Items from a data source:
_ _ _ _
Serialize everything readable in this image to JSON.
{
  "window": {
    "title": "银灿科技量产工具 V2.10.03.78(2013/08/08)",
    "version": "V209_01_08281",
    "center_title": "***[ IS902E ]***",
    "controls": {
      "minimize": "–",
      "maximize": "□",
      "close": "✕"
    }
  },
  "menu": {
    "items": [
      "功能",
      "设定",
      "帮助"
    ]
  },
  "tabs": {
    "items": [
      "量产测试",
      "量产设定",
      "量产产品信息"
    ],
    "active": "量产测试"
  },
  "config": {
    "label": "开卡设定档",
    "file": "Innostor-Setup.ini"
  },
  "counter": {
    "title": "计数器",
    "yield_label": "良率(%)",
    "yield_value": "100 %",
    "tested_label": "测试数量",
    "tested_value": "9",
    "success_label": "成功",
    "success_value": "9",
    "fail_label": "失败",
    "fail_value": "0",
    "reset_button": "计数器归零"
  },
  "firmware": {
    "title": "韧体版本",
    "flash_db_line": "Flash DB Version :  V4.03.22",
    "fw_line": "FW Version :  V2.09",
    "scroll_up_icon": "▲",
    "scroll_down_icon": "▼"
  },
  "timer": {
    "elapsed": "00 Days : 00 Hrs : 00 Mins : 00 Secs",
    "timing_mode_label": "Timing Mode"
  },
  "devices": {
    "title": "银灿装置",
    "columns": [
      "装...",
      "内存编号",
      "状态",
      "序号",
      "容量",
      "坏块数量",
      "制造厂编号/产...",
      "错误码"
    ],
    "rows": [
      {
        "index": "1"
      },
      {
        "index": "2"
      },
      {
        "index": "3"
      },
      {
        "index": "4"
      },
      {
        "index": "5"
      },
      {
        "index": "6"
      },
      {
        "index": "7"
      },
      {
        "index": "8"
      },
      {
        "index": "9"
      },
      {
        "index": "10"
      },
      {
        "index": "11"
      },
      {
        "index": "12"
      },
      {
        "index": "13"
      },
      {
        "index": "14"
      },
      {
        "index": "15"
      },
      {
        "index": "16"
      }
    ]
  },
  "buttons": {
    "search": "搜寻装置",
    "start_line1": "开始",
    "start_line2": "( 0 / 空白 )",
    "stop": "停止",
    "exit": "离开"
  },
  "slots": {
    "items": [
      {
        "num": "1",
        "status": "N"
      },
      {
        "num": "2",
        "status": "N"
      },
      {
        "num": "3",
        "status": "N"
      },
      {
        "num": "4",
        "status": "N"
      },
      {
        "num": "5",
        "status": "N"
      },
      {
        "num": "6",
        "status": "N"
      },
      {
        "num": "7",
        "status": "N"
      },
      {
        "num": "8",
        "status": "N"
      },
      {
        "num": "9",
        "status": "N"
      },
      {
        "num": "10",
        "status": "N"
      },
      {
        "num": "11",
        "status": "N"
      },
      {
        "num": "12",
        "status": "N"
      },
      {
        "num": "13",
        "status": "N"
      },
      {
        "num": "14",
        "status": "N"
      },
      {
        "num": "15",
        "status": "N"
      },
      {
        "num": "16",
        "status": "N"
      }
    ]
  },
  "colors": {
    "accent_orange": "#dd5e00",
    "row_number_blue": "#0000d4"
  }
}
_ _ _ _
[Short task] Write out the data again, exactly and in full.

[Answer to this problem]
Serialize everything readable in this image to JSON.
{
  "window": {
    "title": "银灿科技量产工具 V2.10.03.78(2013/08/08)",
    "version": "V209_01_08281",
    "center_title": "***[ IS902E ]***",
    "controls": {
      "minimize": "–",
      "maximize": "□",
      "close": "✕"
    }
  },
  "menu": {
    "items": [
      "功能",
      "设定",
      "帮助"
    ]
  },
  "tabs": {
    "items": [
      "量产测试",
      "量产设定",
      "量产产品信息"
    ],
    "active": "量产测试"
  },
  "config": {
    "label": "开卡设定档",
    "file": "Innostor-Setup.ini"
  },
  "counter": {
    "title": "计数器",
    "yield_label": "良率(%)",
    "yield_value": "100 %",
    "tested_label": "测试数量",
    "tested_value": "9",
    "success_label": "成功",
    "success_value": "9",
    "fail_label": "失败",
    "fail_value": "0",
    "reset_button": "计数器归零"
  },
  "firmware": {
    "title": "韧体版本",
    "flash_db_line": "Flash DB Version :  V4.03.22",
    "fw_line": "FW Version :  V2.09",
    "scroll_up_icon": "▲",
    "scroll_down_icon": "▼"
  },
  "timer": {
    "elapsed": "00 Days : 00 Hrs : 00 Mins : 00 Secs",
    "timing_mode_label": "Timing Mode"
  },
  "devices": {
    "title": "银灿装置",
    "columns": [
      "装...",
      "内存编号",
      "状态",
      "序号",
      "容量",
      "坏块数量",
      "制造厂编号/产...",
      "错误码"
    ],
    "rows": [
      {
        "index": "1"
      },
      {
        "index": "2"
      },
      {
        "index": "3"
      },
      {
        "index": "4"
      },
      {
        "index": "5"
      },
      {
        "index": "6"
      },
      {
        "index": "7"
      },
      {
        "index": "8"
      },
      {
        "index": "9"
      },
      {
        "index": "10"
      },
      {
        "index": "11"
      },
      {
        "index": "12"
      },
      {
        "index": "13"
      },
      {
        "index": "14"
      },
      {
        "index": "15"
      },
      {
        "index": "16"
      }
    ]
  },
  "buttons": {
    "search": "搜寻装置",
    "start_line1": "开始",
    "start_line2": "( 0 / 空白 )",
    "stop": "停止",
    "exit": "离开"
  },
  "slots": {
    "items": [
      {
        "num": "1",
        "status": "N"
      },
      {
        "num": "2",
        "status": "N"
      },
      {
        "num": "3",
        "status": "N"
      },
      {
        "num": "4",
        "status": "N"
      },
      {
        "num": "5",
        "status": "N"
      },
      {
        "num": "6",
        "status": "N"
      },
      {
        "num": "7",
        "status": "N"
      },
      {
        "num": "8",
        "status": "N"
      },
      {
        "num": "9",
        "status": "N"
      },
      {
        "num": "10",
        "status": "N"
      },
      {
        "num": "11",
        "status": "N"
      },
      {
        "num": "12",
        "status": "N"
      },
      {
        "num": "13",
        "status": "N"
      },
      {
        "num": "14",
        "status": "N"
      },
      {
        "num": "15",
        "status": "N"
      },
      {
        "num": "16",
        "status": "N"
      }
    ]
  },
  "colors": {
    "accent_orange": "#dd5e00",
    "row_number_blue": "#0000d4"
  }
}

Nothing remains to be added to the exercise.